_Requirements_
Count lines with "this" in them. Report only the total.

_Data rows_
________________________

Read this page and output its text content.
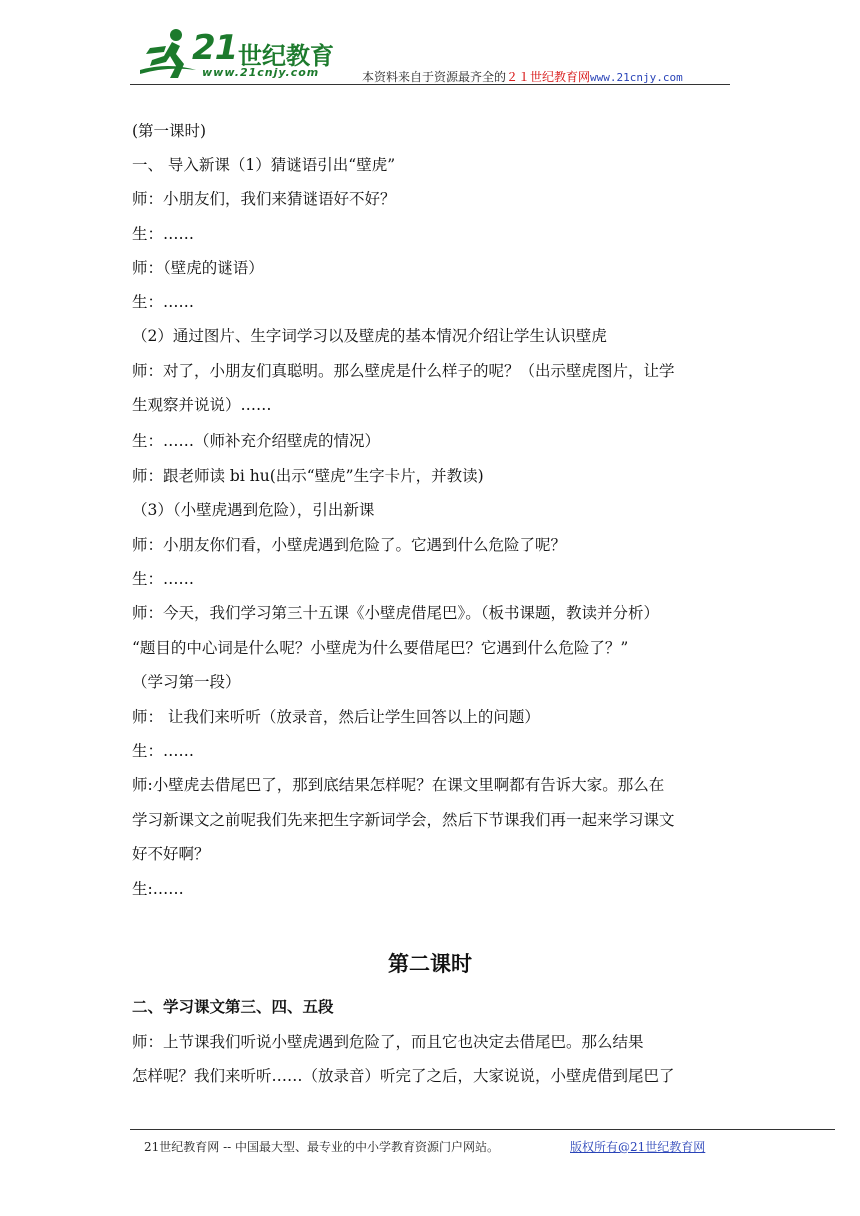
21 世纪教育
www.21cnjy.com	本资料来自于资源最齐全的２１世纪教育网www.21cnjy.com
(第一课时)
一、 导入新课（1）猜谜语引出“壁虎”
师：小朋友们，我们来猜谜语好不好？
生：……
师：（壁虎的谜语）
生：……
（2）通过图片、生字词学习以及壁虎的基本情况介绍让学生认识壁虎
师：对了，小朋友们真聪明。那么壁虎是什么样子的呢？（出示壁虎图片，让学
生观察并说说）……
生：……（师补充介绍壁虎的情况）
师：跟老师读 bi hu(出示“壁虎”生字卡片，并教读)
（3）（小壁虎遇到危险），引出新课
师：小朋友你们看，小壁虎遇到危险了。它遇到什么危险了呢？
生：……
师：今天，我们学习第三十五课《小壁虎借尾巴》。（板书课题，教读并分析）
“题目的中心词是什么呢？小壁虎为什么要借尾巴？它遇到什么危险了？”
（学习第一段）
师： 让我们来听听（放录音，然后让学生回答以上的问题）
生：……
师:小壁虎去借尾巴了，那到底结果怎样呢？在课文里啊都有告诉大家。那么在
学习新课文之前呢我们先来把生字新词学会，然后下节课我们再一起来学习课文
好不好啊？
生:……
第二课时
二、学习课文第三、四、五段
师：上节课我们听说小壁虎遇到危险了，而且它也决定去借尾巴。那么结果
怎样呢？我们来听听……（放录音）听完了之后，大家说说，小壁虎借到尾巴了
21世纪教育网 -- 中国最大型、最专业的中小学教育资源门户网站。	版权所有@21世纪教育网
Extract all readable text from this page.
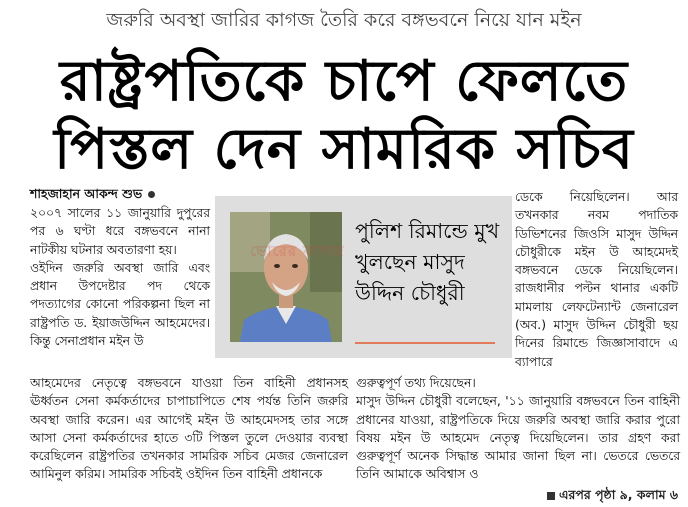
জরুরি অবস্থা জারির কাগজ তৈরি করে বঙ্গভবনে নিয়ে যান মইন
রাষ্ট্রপতিকে চাপে ফেলতে
পিস্তল দেন সামরিক সচিব
শাহজাহান আকন্দ শুভ

২০০৭ সালের ১১ জানুয়ারি দুপুরের পর ৬ ঘণ্টা ধরে বঙ্গভবনে নানা নাটকীয় ঘটনার অবতারণা হয়।

ওইদিন জরুরি অবস্থা জারি এবং প্রধান উপদেষ্টার পদ থেকে পদত্যাগের কোনো পরিকল্পনা ছিল না রাষ্ট্রপতি ড. ইয়াজউদ্দিন আহমেদের। কিন্তু সেনাপ্রধান মইন উ

পুলিশ রিমান্ডে মুখ খুলছেন মাসুদ উদ্দিন চৌধুরী
ভোরের কাগজ

ডেকে নিয়েছিলেন। আর তখনকার নবম পদাতিক ডিভিশনের জিওসি মাসুদ উদ্দিন চৌধুরীকে মইন উ আহমেদই বঙ্গভবনে ডেকে নিয়েছিলেন। রাজধানীর পল্টন থানার একটি মামলায় লেফটেন্যান্ট জেনারেল (অব.) মাসুদ উদ্দিন চৌধুরী ছয় দিনের রিমান্ডে জিজ্ঞাসাবাদে এ ব্যাপারে

আহমেদের নেতৃত্বে বঙ্গভবনে যাওয়া তিন বাহিনী প্রধানসহ ঊর্ধ্বতন সেনা কর্মকর্তাদের চাপাচাপিতে শেষ পর্যন্ত তিনি জরুরি অবস্থা জারি করেন। এর আগেই মইন উ আহমেদসহ তার সঙ্গে আসা সেনা কর্মকর্তাদের হাতে ৩টি পিস্তল তুলে দেওয়ার ব্যবস্থা করেছিলেন রাষ্ট্রপতির তখনকার সামরিক সচিব মেজর জেনারেল আমিনুল করিম। সামরিক সচিবই ওইদিন তিন বাহিনী প্রধানকে

গুরুত্বপূর্ণ তথ্য দিয়েছেন।

মাসুদ উদ্দিন চৌধুরী বলেছেন, '১১ জানুয়ারি বঙ্গভবনে তিন বাহিনী প্রধানের যাওয়া, রাষ্ট্রপতিকে দিয়ে জরুরি অবস্থা জারি করার পুরো বিষয় মইন উ আহমেদ নেতৃত্ব দিয়েছিলেন। তার গ্রহণ করা গুরুত্বপূর্ণ অনেক সিদ্ধান্ত আমার জানা ছিল না। ভেতরে ভেতরে তিনি আমাকে অবিশ্বাস ও

এরপর পৃষ্ঠা ৯, কলাম ৬
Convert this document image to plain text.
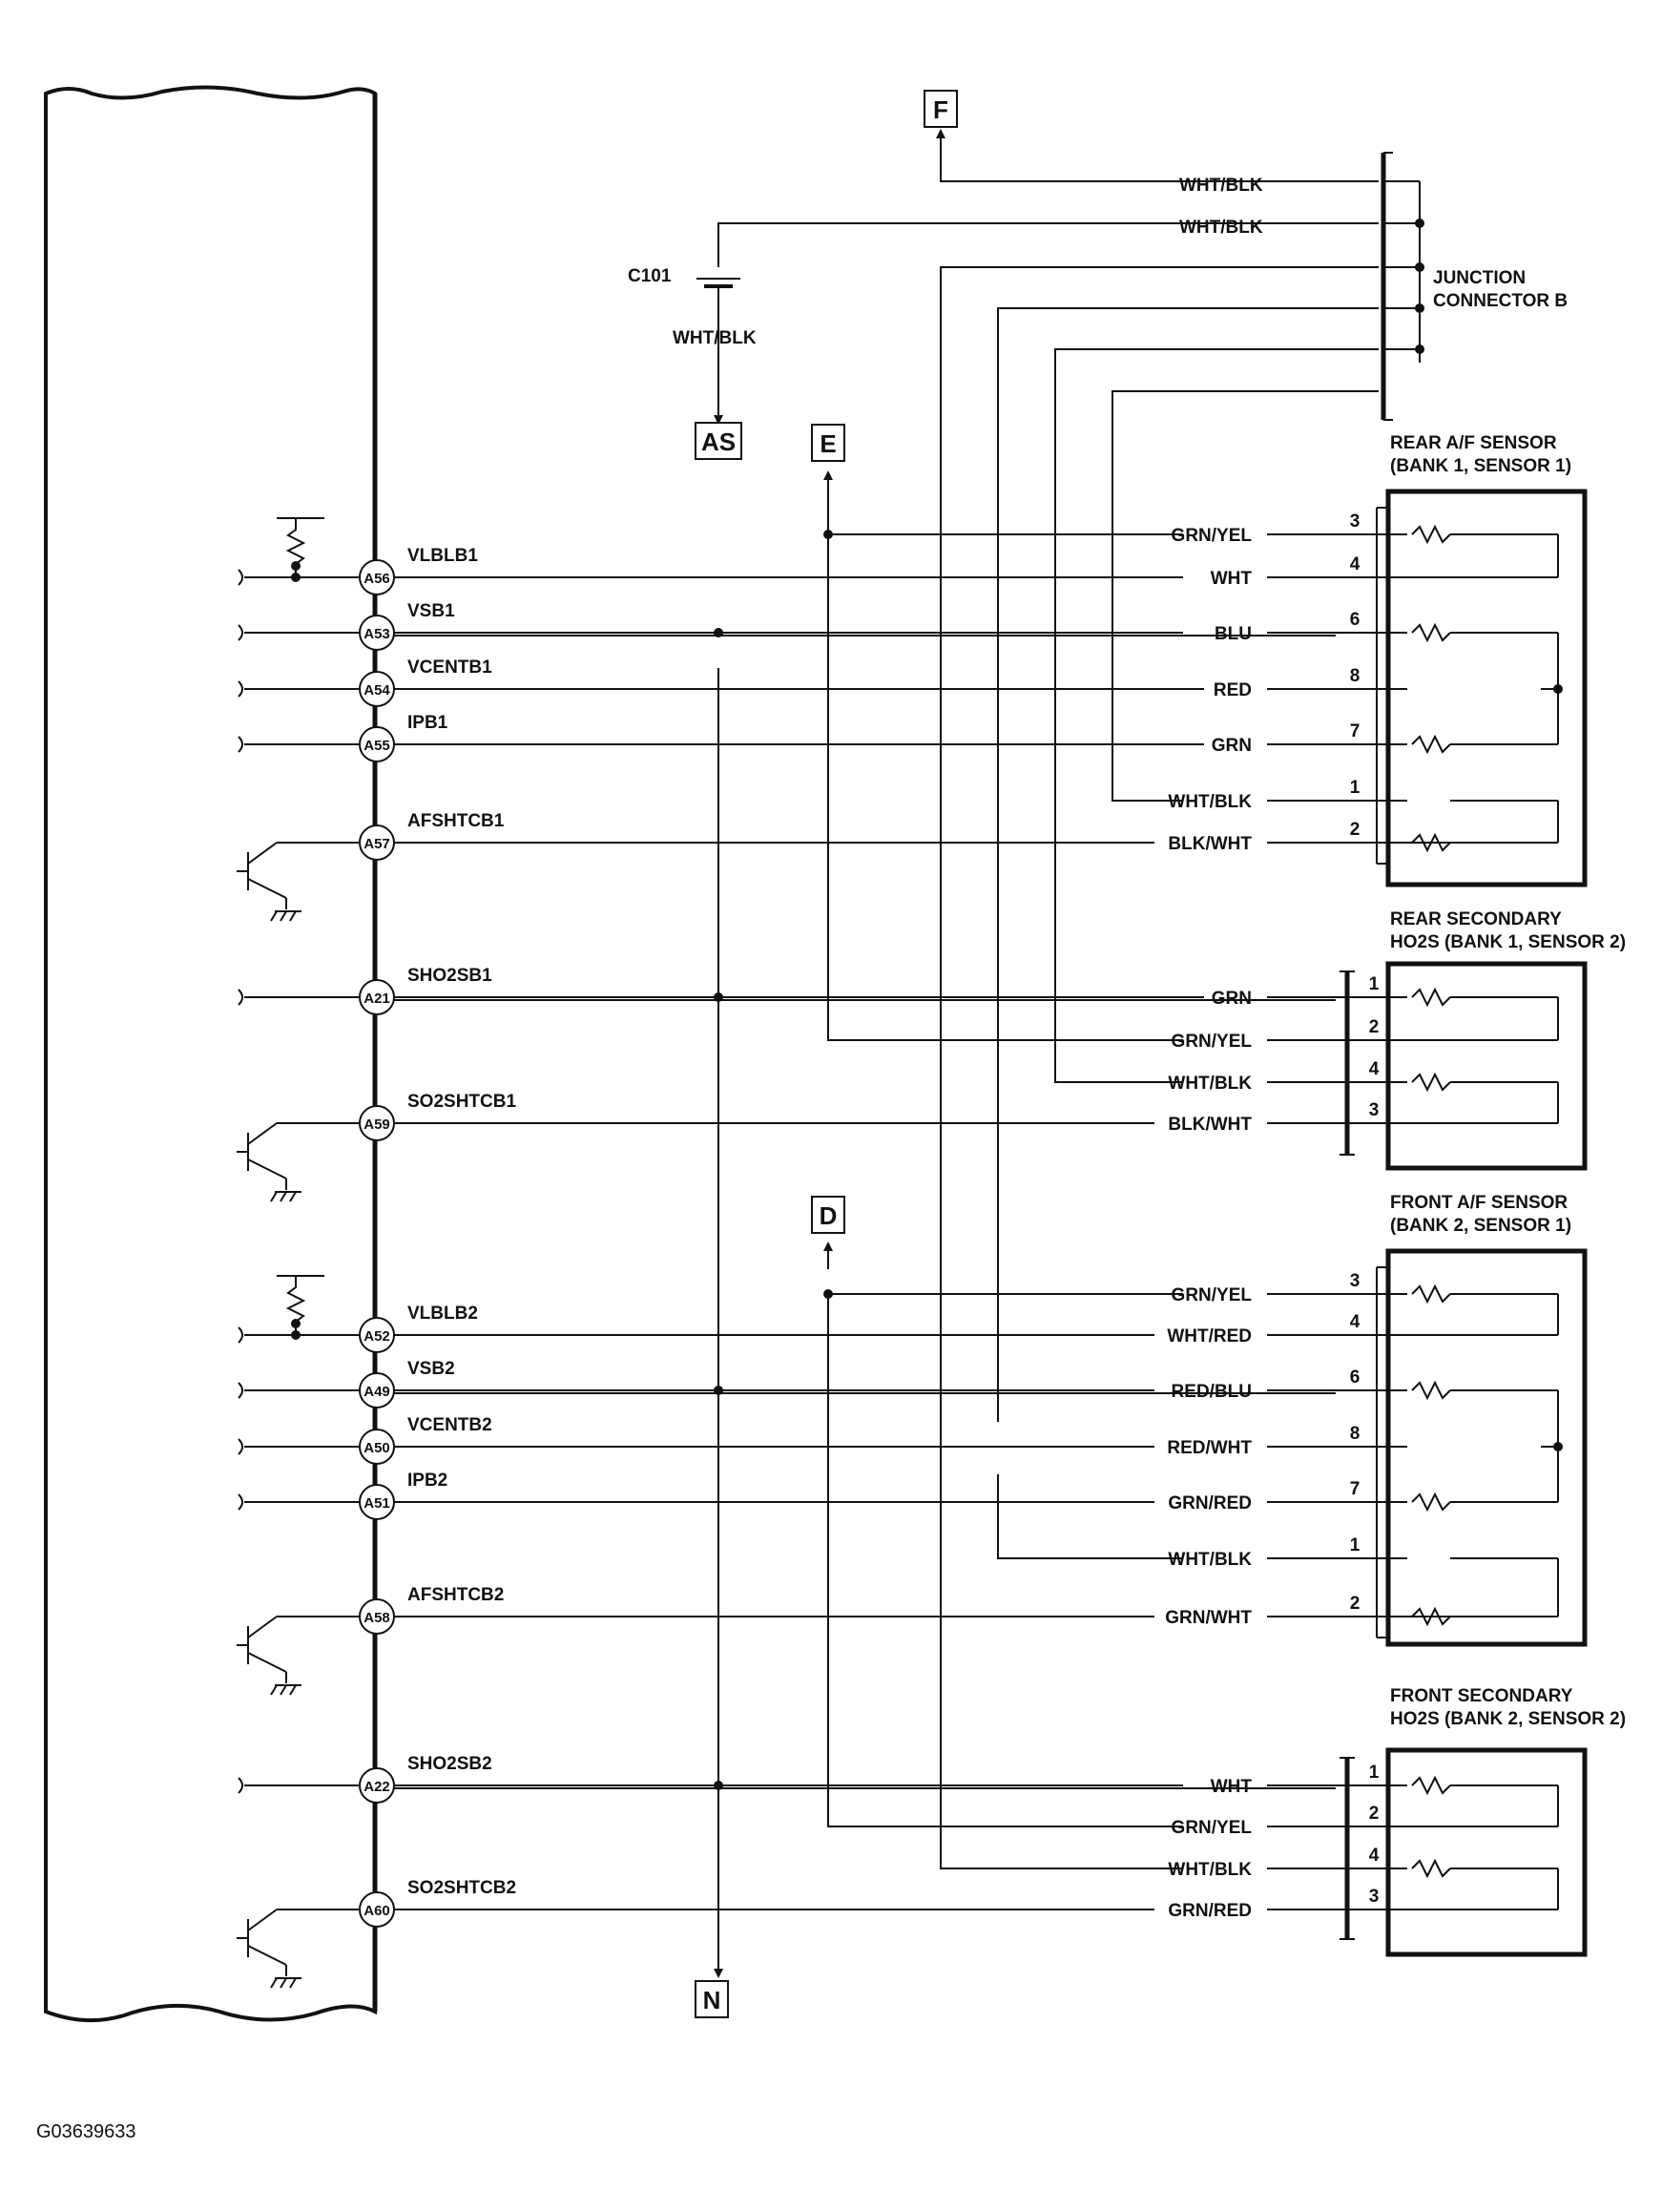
A56
A53
A54
A55
A57
A21
A59
A52
A49
A50
A51
A58
A22
A60
VLBLB1
VSB1
VCENTB1
IPB1
AFSHTCB1
SHO2SB1
SO2SHTCB1
VLBLB2
VSB2
VCENTB2
IPB2
AFSHTCB2
SHO2SB2
SO2SHTCB2
REAR A/F SENSOR
(BANK 1, SENSOR 1)
GRN/YEL
3
WHT
4
BLU
6
RED
8
GRN
7
WHT/BLK
1
BLK/WHT
2
REAR SECONDARY
HO2S (BANK 1, SENSOR 2)
GRN
1
GRN/YEL
2
WHT/BLK
4
BLK/WHT
3
FRONT A/F SENSOR
(BANK 2, SENSOR 1)
GRN/YEL
3
WHT/RED
4
RED/BLU
6
RED/WHT
8
GRN/RED
7
WHT/BLK
1
GRN/WHT
2
FRONT SECONDARY
HO2S (BANK 2, SENSOR 2)
WHT
1
GRN/YEL
2
WHT/BLK
4
GRN/RED
3
F
AS	E
D
N
C101
WHT/BLK
JUNCTION
CONNECTOR B
WHT/BLK
WHT/BLK
G03639633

________________________

_Correct response_
3